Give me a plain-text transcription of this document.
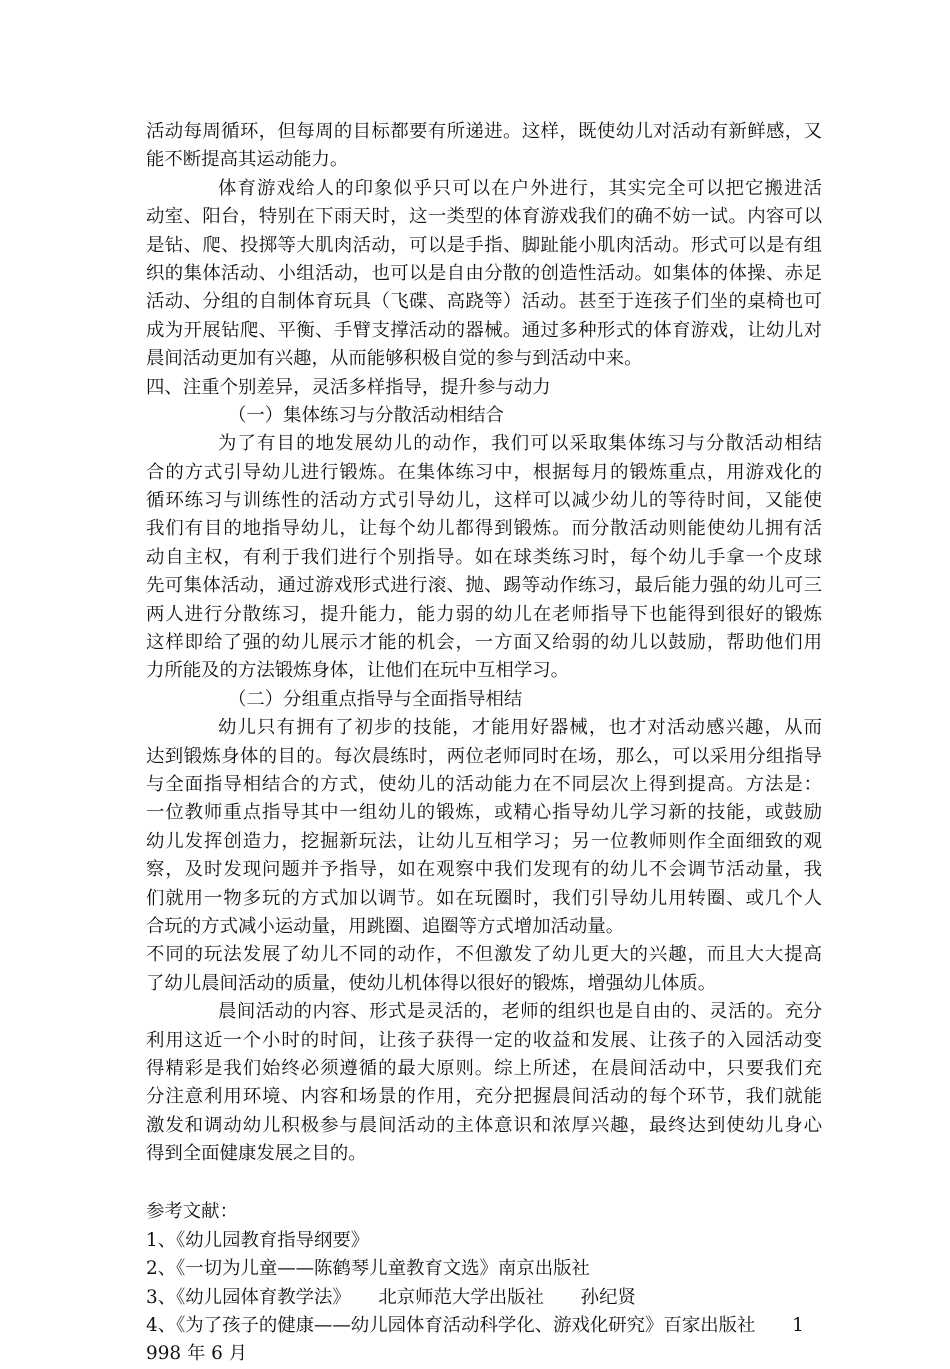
活动每周循环，但每周的目标都要有所递进。这样，既使幼儿对活动有新鲜感，又
能不断提高其运动能力。
体育游戏给人的印象似乎只可以在户外进行，其实完全可以把它搬进活
动室、阳台，特别在下雨天时，这一类型的体育游戏我们的确不妨一试。内容可以
是钻、爬、投掷等大肌肉活动，可以是手指、脚趾能小肌肉活动。形式可以是有组
织的集体活动、小组活动，也可以是自由分散的创造性活动。如集体的体操、赤足
活动、分组的自制体育玩具（飞碟、高跷等）活动。甚至于连孩子们坐的桌椅也可
成为开展钻爬、平衡、手臂支撑活动的器械。通过多种形式的体育游戏，让幼儿对
晨间活动更加有兴趣，从而能够积极自觉的参与到活动中来。
四、注重个别差异，灵活多样指导，提升参与动力
（一）集体练习与分散活动相结合
为了有目的地发展幼儿的动作，我们可以采取集体练习与分散活动相结
合的方式引导幼儿进行锻炼。在集体练习中，根据每月的锻炼重点，用游戏化的
循环练习与训练性的活动方式引导幼儿，这样可以减少幼儿的等待时间，又能使
我们有目的地指导幼儿，让每个幼儿都得到锻炼。而分散活动则能使幼儿拥有活
动自主权，有利于我们进行个别指导。如在球类练习时，每个幼儿手拿一个皮球
先可集体活动，通过游戏形式进行滚、抛、踢等动作练习，最后能力强的幼儿可三
两人进行分散练习，提升能力，能力弱的幼儿在老师指导下也能得到很好的锻炼
这样即给了强的幼儿展示才能的机会，一方面又给弱的幼儿以鼓励，帮助他们用
力所能及的方法锻炼身体，让他们在玩中互相学习。
（二）分组重点指导与全面指导相结
幼儿只有拥有了初步的技能，才能用好器械，也才对活动感兴趣，从而
达到锻炼身体的目的。每次晨练时，两位老师同时在场，那么，可以采用分组指导
与全面指导相结合的方式，使幼儿的活动能力在不同层次上得到提高。方法是：
一位教师重点指导其中一组幼儿的锻炼，或精心指导幼儿学习新的技能，或鼓励
幼儿发挥创造力，挖掘新玩法，让幼儿互相学习；另一位教师则作全面细致的观
察，及时发现问题并予指导，如在观察中我们发现有的幼儿不会调节活动量，我
们就用一物多玩的方式加以调节。如在玩圈时，我们引导幼儿用转圈、或几个人
合玩的方式减小运动量，用跳圈、追圈等方式增加活动量。
不同的玩法发展了幼儿不同的动作，不但激发了幼儿更大的兴趣，而且大大提高
了幼儿晨间活动的质量，使幼儿机体得以很好的锻炼，增强幼儿体质。
晨间活动的内容、形式是灵活的，老师的组织也是自由的、灵活的。充分
利用这近一个小时的时间，让孩子获得一定的收益和发展、让孩子的入园活动变
得精彩是我们始终必须遵循的最大原则。综上所述，在晨间活动中，只要我们充
分注意利用环境、内容和场景的作用，充分把握晨间活动的每个环节，我们就能
激发和调动幼儿积极参与晨间活动的主体意识和浓厚兴趣，最终达到使幼儿身心
得到全面健康发展之目的。
参考文献：
1、《幼儿园教育指导纲要》
2、《一切为儿童——陈鹤琴儿童教育文选》南京出版社
3、《幼儿园体育教学法》　　北京师范大学出版社　　孙纪贤
4、《为了孩子的健康——幼儿园体育活动科学化、游戏化研究》百家出版社　　1
998 年 6 月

┄┄┄┄┄┄┄┄┄┄

→ **Exercise requirements**
Repeat the material above word for word, please, apart from its images.

→ **Output below**
Give me a plain-text transcription of this document.
活动每周循环，但每周的目标都要有所递进。这样，既使幼儿对活动有新鲜感，又
能不断提高其运动能力。
体育游戏给人的印象似乎只可以在户外进行，其实完全可以把它搬进活
动室、阳台，特别在下雨天时，这一类型的体育游戏我们的确不妨一试。内容可以
是钻、爬、投掷等大肌肉活动，可以是手指、脚趾能小肌肉活动。形式可以是有组
织的集体活动、小组活动，也可以是自由分散的创造性活动。如集体的体操、赤足
活动、分组的自制体育玩具（飞碟、高跷等）活动。甚至于连孩子们坐的桌椅也可
成为开展钻爬、平衡、手臂支撑活动的器械。通过多种形式的体育游戏，让幼儿对
晨间活动更加有兴趣，从而能够积极自觉的参与到活动中来。
四、注重个别差异，灵活多样指导，提升参与动力
（一）集体练习与分散活动相结合
为了有目的地发展幼儿的动作，我们可以采取集体练习与分散活动相结
合的方式引导幼儿进行锻炼。在集体练习中，根据每月的锻炼重点，用游戏化的
循环练习与训练性的活动方式引导幼儿，这样可以减少幼儿的等待时间，又能使
我们有目的地指导幼儿，让每个幼儿都得到锻炼。而分散活动则能使幼儿拥有活
动自主权，有利于我们进行个别指导。如在球类练习时，每个幼儿手拿一个皮球
先可集体活动，通过游戏形式进行滚、抛、踢等动作练习，最后能力强的幼儿可三
两人进行分散练习，提升能力，能力弱的幼儿在老师指导下也能得到很好的锻炼
这样即给了强的幼儿展示才能的机会，一方面又给弱的幼儿以鼓励，帮助他们用
力所能及的方法锻炼身体，让他们在玩中互相学习。
（二）分组重点指导与全面指导相结
幼儿只有拥有了初步的技能，才能用好器械，也才对活动感兴趣，从而
达到锻炼身体的目的。每次晨练时，两位老师同时在场，那么，可以采用分组指导
与全面指导相结合的方式，使幼儿的活动能力在不同层次上得到提高。方法是：
一位教师重点指导其中一组幼儿的锻炼，或精心指导幼儿学习新的技能，或鼓励
幼儿发挥创造力，挖掘新玩法，让幼儿互相学习；另一位教师则作全面细致的观
察，及时发现问题并予指导，如在观察中我们发现有的幼儿不会调节活动量，我
们就用一物多玩的方式加以调节。如在玩圈时，我们引导幼儿用转圈、或几个人
合玩的方式减小运动量，用跳圈、追圈等方式增加活动量。
不同的玩法发展了幼儿不同的动作，不但激发了幼儿更大的兴趣，而且大大提高
了幼儿晨间活动的质量，使幼儿机体得以很好的锻炼，增强幼儿体质。
晨间活动的内容、形式是灵活的，老师的组织也是自由的、灵活的。充分
利用这近一个小时的时间，让孩子获得一定的收益和发展、让孩子的入园活动变
得精彩是我们始终必须遵循的最大原则。综上所述，在晨间活动中，只要我们充
分注意利用环境、内容和场景的作用，充分把握晨间活动的每个环节，我们就能
激发和调动幼儿积极参与晨间活动的主体意识和浓厚兴趣，最终达到使幼儿身心
得到全面健康发展之目的。
参考文献：
1、《幼儿园教育指导纲要》
2、《一切为儿童——陈鹤琴儿童教育文选》南京出版社
3、《幼儿园体育教学法》　　北京师范大学出版社　　孙纪贤
4、《为了孩子的健康——幼儿园体育活动科学化、游戏化研究》百家出版社　　1
998 年 6 月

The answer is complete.